Given request = Update the rows starting at the line that contains "price-chart-canvas[interactable] [0, 0, 1280, 920]" and continuing through the end of the rows by changing "trading-chart-window" to "trading-view-window". Give back only those lines, with everything else left the same.

── Records shown

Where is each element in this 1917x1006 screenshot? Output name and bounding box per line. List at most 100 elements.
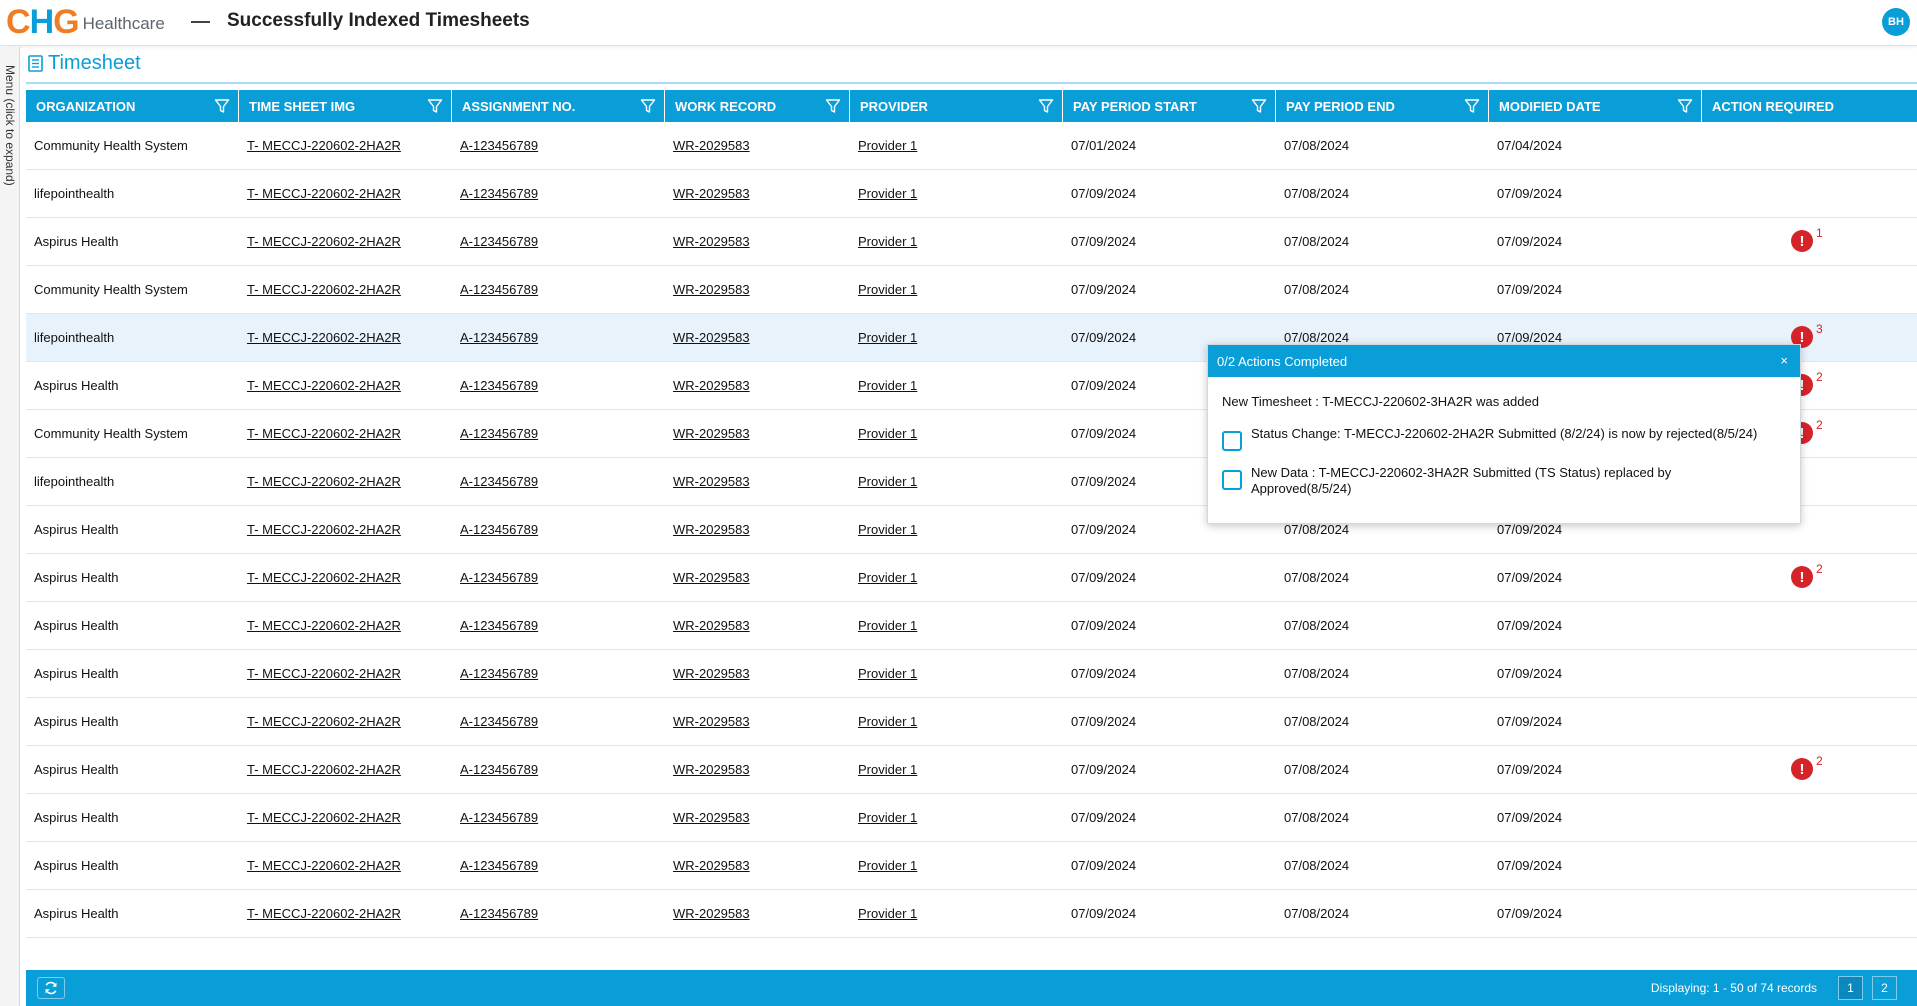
work-record-link[interactable]: WR-2029583 xyxy=(673,618,750,633)
time-sheet-img-link[interactable]: T- MECCJ-220602-2HA2R xyxy=(247,138,401,153)
action-alert[interactable]: ! 2 xyxy=(1791,562,1823,588)
time-sheet-img-link[interactable]: T- MECCJ-220602-2HA2R xyxy=(247,858,401,873)
column-header-time-sheet-img[interactable]: TIME SHEET IMG xyxy=(239,90,452,122)
column-header-pay-period-start[interactable]: PAY PERIOD START xyxy=(1063,90,1276,122)
assignment-no-link[interactable]: A-123456789 xyxy=(460,234,539,249)
alert-icon[interactable]: ! xyxy=(1791,758,1813,780)
filter-icon[interactable] xyxy=(214,98,230,114)
column-header-action-required[interactable]: ACTION REQUIRED xyxy=(1702,90,1917,122)
time-sheet-img-link[interactable]: T- MECCJ-220602-2HA2R xyxy=(247,810,401,825)
provider-link[interactable]: Provider 1 xyxy=(858,618,918,633)
table-row[interactable]: Aspirus Health T- MECCJ-220602-2HA2R A-123… xyxy=(26,842,1917,890)
assignment-no-link[interactable]: A-123456789 xyxy=(460,618,539,633)
time-sheet-img-link[interactable]: T- MECCJ-220602-2HA2R xyxy=(247,474,401,489)
work-record-link[interactable]: WR-2029583 xyxy=(673,762,750,777)
work-record-link[interactable]: WR-2029583 xyxy=(673,330,750,345)
work-record-link[interactable]: WR-2029583 xyxy=(673,666,750,681)
assignment-no-link[interactable]: A-123456789 xyxy=(460,762,539,777)
provider-link[interactable]: Provider 1 xyxy=(858,138,918,153)
assignment-no-link[interactable]: A-123456789 xyxy=(460,714,539,729)
page-button-1[interactable]: 1 xyxy=(1838,976,1863,1000)
table-row[interactable]: Aspirus Health T- MECCJ-220602-2HA2R A-123… xyxy=(26,218,1917,266)
provider-link[interactable]: Provider 1 xyxy=(858,906,918,921)
column-header-organization[interactable]: ORGANIZATION xyxy=(26,90,239,122)
work-record-link[interactable]: WR-2029583 xyxy=(673,282,750,297)
time-sheet-img-link[interactable]: T- MECCJ-220602-2HA2R xyxy=(247,282,401,297)
assignment-no-link[interactable]: A-123456789 xyxy=(460,906,539,921)
page-button-2[interactable]: 2 xyxy=(1872,976,1897,1000)
assignment-no-link[interactable]: A-123456789 xyxy=(460,330,539,345)
filter-icon[interactable] xyxy=(1251,98,1267,114)
work-record-link[interactable]: WR-2029583 xyxy=(673,906,750,921)
table-row[interactable]: Aspirus Health T- MECCJ-220602-2HA2R A-123… xyxy=(26,890,1917,938)
work-record-link[interactable]: WR-2029583 xyxy=(673,570,750,585)
provider-link[interactable]: Provider 1 xyxy=(858,282,918,297)
provider-link[interactable]: Provider 1 xyxy=(858,858,918,873)
chg-healthcare-logo[interactable]: CHG Healthcare xyxy=(6,4,165,40)
table-row[interactable]: Aspirus Health T- MECCJ-220602-2HA2R A-123… xyxy=(26,650,1917,698)
filter-icon[interactable] xyxy=(1677,98,1693,114)
assignment-no-link[interactable]: A-123456789 xyxy=(460,570,539,585)
filter-icon[interactable] xyxy=(1464,98,1480,114)
provider-link[interactable]: Provider 1 xyxy=(858,426,918,441)
work-record-link[interactable]: WR-2029583 xyxy=(673,426,750,441)
time-sheet-img-link[interactable]: T- MECCJ-220602-2HA2R xyxy=(247,330,401,345)
provider-link[interactable]: Provider 1 xyxy=(858,810,918,825)
assignment-no-link[interactable]: A-123456789 xyxy=(460,138,539,153)
table-row[interactable]: lifepointhealth T- MECCJ-220602-2HA2R A-12… xyxy=(26,170,1917,218)
table-row[interactable]: Aspirus Health T- MECCJ-220602-2HA2R A-123… xyxy=(26,746,1917,794)
assignment-no-link[interactable]: A-123456789 xyxy=(460,666,539,681)
filter-icon[interactable] xyxy=(427,98,443,114)
filter-icon[interactable] xyxy=(1038,98,1054,114)
assignment-no-link[interactable]: A-123456789 xyxy=(460,858,539,873)
work-record-link[interactable]: WR-2029583 xyxy=(673,186,750,201)
time-sheet-img-link[interactable]: T- MECCJ-220602-2HA2R xyxy=(247,666,401,681)
alert-icon[interactable]: ! xyxy=(1791,230,1813,252)
work-record-link[interactable]: WR-2029583 xyxy=(673,522,750,537)
column-header-work-record[interactable]: WORK RECORD xyxy=(665,90,850,122)
time-sheet-img-link[interactable]: T- MECCJ-220602-2HA2R xyxy=(247,378,401,393)
action-checkbox[interactable] xyxy=(1222,470,1242,490)
provider-link[interactable]: Provider 1 xyxy=(858,474,918,489)
refresh-button[interactable] xyxy=(37,977,65,999)
time-sheet-img-link[interactable]: T- MECCJ-220602-2HA2R xyxy=(247,234,401,249)
time-sheet-img-link[interactable]: T- MECCJ-220602-2HA2R xyxy=(247,762,401,777)
provider-link[interactable]: Provider 1 xyxy=(858,522,918,537)
table-row[interactable]: Community Health System T- MECCJ-220602-2… xyxy=(26,266,1917,314)
filter-icon[interactable] xyxy=(640,98,656,114)
table-row[interactable]: Aspirus Health T- MECCJ-220602-2HA2R A-123… xyxy=(26,602,1917,650)
provider-link[interactable]: Provider 1 xyxy=(858,330,918,345)
assignment-no-link[interactable]: A-123456789 xyxy=(460,282,539,297)
column-header-pay-period-end[interactable]: PAY PERIOD END xyxy=(1276,90,1489,122)
time-sheet-img-link[interactable]: T- MECCJ-220602-2HA2R xyxy=(247,186,401,201)
assignment-no-link[interactable]: A-123456789 xyxy=(460,186,539,201)
provider-link[interactable]: Provider 1 xyxy=(858,570,918,585)
time-sheet-img-link[interactable]: T- MECCJ-220602-2HA2R xyxy=(247,570,401,585)
provider-link[interactable]: Provider 1 xyxy=(858,378,918,393)
assignment-no-link[interactable]: A-123456789 xyxy=(460,378,539,393)
work-record-link[interactable]: WR-2029583 xyxy=(673,474,750,489)
action-alert[interactable]: ! 1 xyxy=(1791,226,1823,252)
alert-icon[interactable]: ! xyxy=(1791,326,1813,348)
close-icon[interactable]: × xyxy=(1780,353,1788,368)
provider-link[interactable]: Provider 1 xyxy=(858,666,918,681)
work-record-link[interactable]: WR-2029583 xyxy=(673,234,750,249)
time-sheet-img-link[interactable]: T- MECCJ-220602-2HA2R xyxy=(247,714,401,729)
action-checkbox[interactable] xyxy=(1222,431,1242,451)
provider-link[interactable]: Provider 1 xyxy=(858,762,918,777)
column-header-modified-date[interactable]: MODIFIED DATE xyxy=(1489,90,1702,122)
table-row[interactable]: Aspirus Health T- MECCJ-220602-2HA2R A-123… xyxy=(26,698,1917,746)
alert-icon[interactable]: ! xyxy=(1791,566,1813,588)
work-record-link[interactable]: WR-2029583 xyxy=(673,378,750,393)
time-sheet-img-link[interactable]: T- MECCJ-220602-2HA2R xyxy=(247,426,401,441)
work-record-link[interactable]: WR-2029583 xyxy=(673,714,750,729)
column-header-assignment-no[interactable]: ASSIGNMENT NO. xyxy=(452,90,665,122)
user-avatar[interactable]: BH xyxy=(1882,8,1910,36)
table-row[interactable]: Community Health System T- MECCJ-220602-2… xyxy=(26,122,1917,170)
filter-icon[interactable] xyxy=(825,98,841,114)
assignment-no-link[interactable]: A-123456789 xyxy=(460,474,539,489)
work-record-link[interactable]: WR-2029583 xyxy=(673,858,750,873)
table-row[interactable]: Aspirus Health T- MECCJ-220602-2HA2R A-123… xyxy=(26,554,1917,602)
column-header-provider[interactable]: PROVIDER xyxy=(850,90,1063,122)
table-row[interactable]: Aspirus Health T- MECCJ-220602-2HA2R A-123… xyxy=(26,794,1917,842)
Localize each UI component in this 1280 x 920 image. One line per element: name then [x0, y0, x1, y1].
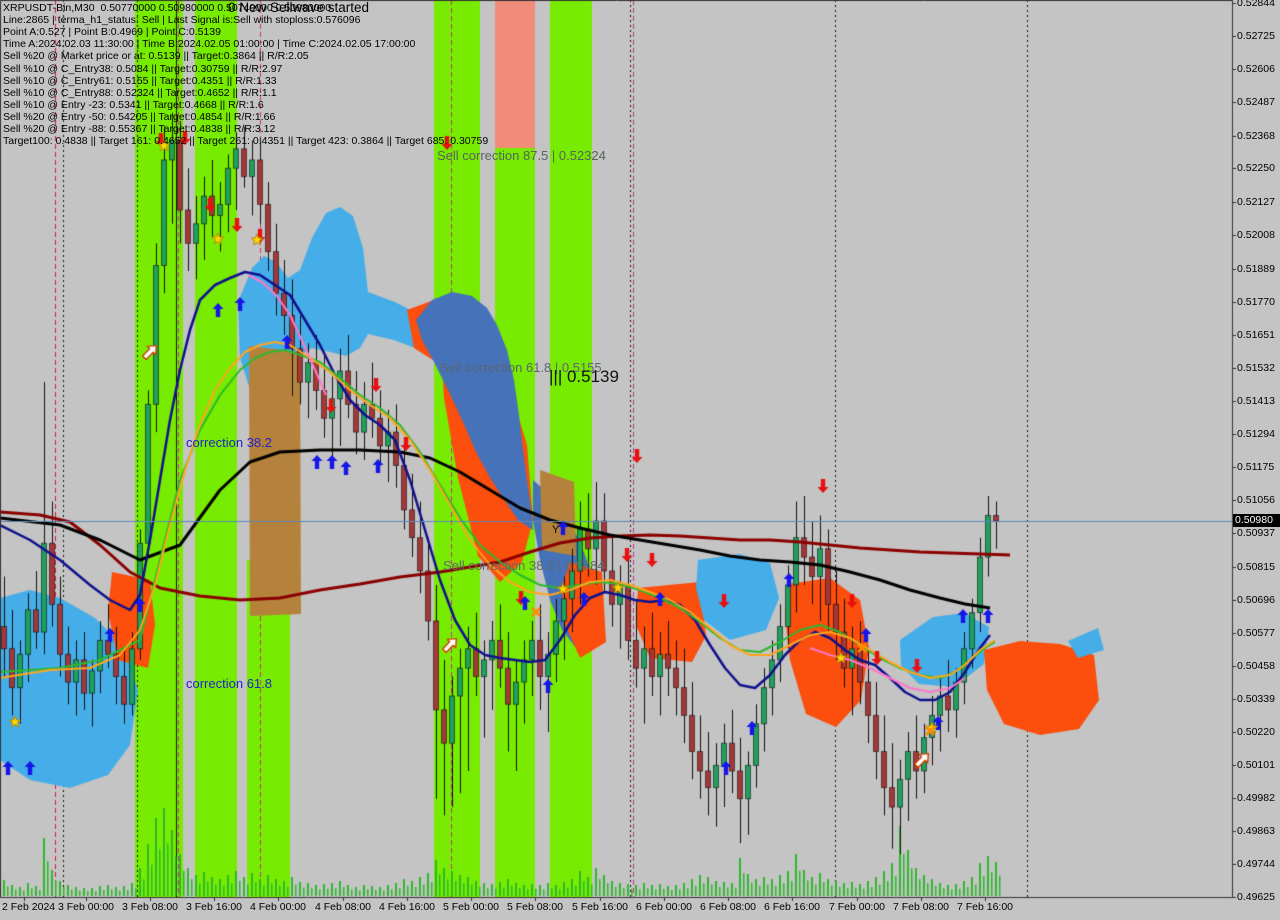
price-chart-canvas[interactable] [0, 0, 1280, 920]
trading-chart-window: XRPUSDT-Bin,M30 0.50770000 0.50980000 0.… [0, 0, 1280, 920]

────

Response for this exercise =
price-chart-canvas[interactable] [0, 0, 1280, 920]
trading-view-window: XRPUSDT-Bin,M30 0.50770000 0.50980000 0.… [0, 0, 1280, 920]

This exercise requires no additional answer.